- BREVE ESERCIZIO 1: Ricopia identiche le righe che seguono il testo, partendo dalla prima e arrivando fino a quella che contiene "trace-point (267, 445, 270, 448)", entrambe comprese.

- TESTO FORNITO:
────────

ASGI

ASGI

Associazione per gli Studi Giuridici sull'Immigrazione
 
 
Indietro
 
 

Tribunale di Trieste, ordinanza del 31 gennaio 2001

 
est. Ozbic
 

Letto il ricorso proposto ex art. 13 co.8 d.lgs. 286/1998 da [...] (Bosnia - Erzegovina) il 22.9.1971, avverso il decreto di espulsione cat. A.12/2000-n.12/B/espul-n.1767, emesso nei suoi confronti dal prefetto di Trieste in data 11.12.2000;

ritenuta la tempestività del ricorso depositato, presso la cancelleria di questo ufficio in data 16.12.2000, e verificata la regolare instaurazione del contraddittorio; [...], considerato che in seguito a richiesta di parte ricorrente all'udienza dd. 27.12.2000 il g.o. concedeva la sospensione del suddetto decreto di espulsione cat. A.12/2000-n.12/B/espul-numero 1767, emesso dal prefetto di Trieste in data 11.12.2000; [...].

A scioglimento della riserva formulata nell'udienza d.d. 15.1.2001, nella quale veniva fissato al 18.1.2001 termine per deposito memorie e al 24.1.2001 termine ultimo per deposito memorie di replica;

letta la memoria della resistente prefettura e la memoria di replica della ricorrente;

ritenuto di dover rigettare le istanze istruttorie di parte ricorrente in merito all'esibizione dell'originale o di copia della segnalazione della questura di Trieste d.d. 11.12.2000 cat A.12/200/str. e all'esibizione della documentazione concernente il procedimento di ricongiungimento familiare, in quanto la documentazione prodotta da parte ricorrente nonché dalla prefettura resistente risulta esaustiva e comprovante tutti gli elementi necessari ai fini della decisione del presente ricorso.

────────

- BREVE ESERCIZIO 2: Secondo l'ordinanza del Tribunale di Trieste, in che data è stato depositato il ricorso presso la cancelleria?

────────

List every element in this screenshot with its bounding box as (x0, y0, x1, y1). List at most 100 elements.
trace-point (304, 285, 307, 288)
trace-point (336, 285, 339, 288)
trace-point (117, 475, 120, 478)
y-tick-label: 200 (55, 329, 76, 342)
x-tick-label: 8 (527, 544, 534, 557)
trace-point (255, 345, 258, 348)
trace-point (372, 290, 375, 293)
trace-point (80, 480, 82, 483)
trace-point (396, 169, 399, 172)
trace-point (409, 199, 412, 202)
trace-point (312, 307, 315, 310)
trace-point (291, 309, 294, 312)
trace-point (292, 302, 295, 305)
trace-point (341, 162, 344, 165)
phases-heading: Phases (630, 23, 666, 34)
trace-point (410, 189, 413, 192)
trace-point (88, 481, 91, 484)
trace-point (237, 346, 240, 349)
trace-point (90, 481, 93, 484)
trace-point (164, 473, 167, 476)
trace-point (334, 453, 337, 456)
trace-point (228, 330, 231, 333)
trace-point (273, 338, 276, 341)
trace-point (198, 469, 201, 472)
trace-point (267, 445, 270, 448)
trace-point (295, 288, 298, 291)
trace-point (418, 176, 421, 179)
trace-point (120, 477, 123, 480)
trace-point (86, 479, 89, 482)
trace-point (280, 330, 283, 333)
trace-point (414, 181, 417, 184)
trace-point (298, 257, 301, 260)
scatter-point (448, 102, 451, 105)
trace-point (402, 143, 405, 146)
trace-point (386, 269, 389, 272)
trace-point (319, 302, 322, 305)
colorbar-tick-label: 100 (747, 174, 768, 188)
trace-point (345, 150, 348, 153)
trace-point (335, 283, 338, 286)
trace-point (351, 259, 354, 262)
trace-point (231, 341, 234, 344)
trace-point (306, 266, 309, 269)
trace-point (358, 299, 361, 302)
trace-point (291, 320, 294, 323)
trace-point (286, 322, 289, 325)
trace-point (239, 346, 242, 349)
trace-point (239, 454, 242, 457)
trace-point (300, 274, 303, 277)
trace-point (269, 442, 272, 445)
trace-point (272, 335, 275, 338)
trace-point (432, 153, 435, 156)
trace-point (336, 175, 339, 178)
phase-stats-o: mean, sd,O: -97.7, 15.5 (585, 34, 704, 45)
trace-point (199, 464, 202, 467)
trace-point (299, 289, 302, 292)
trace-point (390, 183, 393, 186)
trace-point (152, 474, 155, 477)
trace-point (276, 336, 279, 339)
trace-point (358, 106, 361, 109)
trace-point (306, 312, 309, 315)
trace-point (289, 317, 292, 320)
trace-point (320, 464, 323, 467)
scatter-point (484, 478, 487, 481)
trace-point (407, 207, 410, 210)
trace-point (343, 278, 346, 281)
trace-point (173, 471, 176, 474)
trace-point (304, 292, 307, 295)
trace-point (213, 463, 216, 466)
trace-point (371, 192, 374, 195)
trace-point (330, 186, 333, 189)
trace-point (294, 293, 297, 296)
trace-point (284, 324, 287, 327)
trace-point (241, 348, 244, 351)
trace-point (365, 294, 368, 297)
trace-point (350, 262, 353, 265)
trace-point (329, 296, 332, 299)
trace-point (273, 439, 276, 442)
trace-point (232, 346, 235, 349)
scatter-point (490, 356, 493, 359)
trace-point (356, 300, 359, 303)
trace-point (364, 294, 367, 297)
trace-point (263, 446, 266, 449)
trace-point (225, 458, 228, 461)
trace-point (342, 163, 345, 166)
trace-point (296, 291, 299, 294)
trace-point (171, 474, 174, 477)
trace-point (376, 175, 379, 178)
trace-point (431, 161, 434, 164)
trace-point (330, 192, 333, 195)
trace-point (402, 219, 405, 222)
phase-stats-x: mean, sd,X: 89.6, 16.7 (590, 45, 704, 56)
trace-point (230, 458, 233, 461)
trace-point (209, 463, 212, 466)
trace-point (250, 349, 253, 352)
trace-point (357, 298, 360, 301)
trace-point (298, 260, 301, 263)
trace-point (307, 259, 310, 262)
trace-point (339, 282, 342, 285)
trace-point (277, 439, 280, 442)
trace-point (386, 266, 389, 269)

────────

- SOLUZIONE ESERCIZIO 1:
List every element in this screenshot with its bounding box as (x0, y0, x1, y1). List at most 100 elements.
trace-point (304, 285, 307, 288)
trace-point (336, 285, 339, 288)
trace-point (117, 475, 120, 478)
y-tick-label: 200 (55, 329, 76, 342)
x-tick-label: 8 (527, 544, 534, 557)
trace-point (255, 345, 258, 348)
trace-point (372, 290, 375, 293)
trace-point (80, 480, 82, 483)
trace-point (396, 169, 399, 172)
trace-point (409, 199, 412, 202)
trace-point (312, 307, 315, 310)
trace-point (291, 309, 294, 312)
trace-point (292, 302, 295, 305)
trace-point (341, 162, 344, 165)
phases-heading: Phases (630, 23, 666, 34)
trace-point (410, 189, 413, 192)
trace-point (88, 481, 91, 484)
trace-point (237, 346, 240, 349)
trace-point (90, 481, 93, 484)
trace-point (164, 473, 167, 476)
trace-point (334, 453, 337, 456)
trace-point (228, 330, 231, 333)
trace-point (273, 338, 276, 341)
trace-point (198, 469, 201, 472)
trace-point (267, 445, 270, 448)

- SOLUZIONE ESERCIZIO 2: Il 16.12.2000.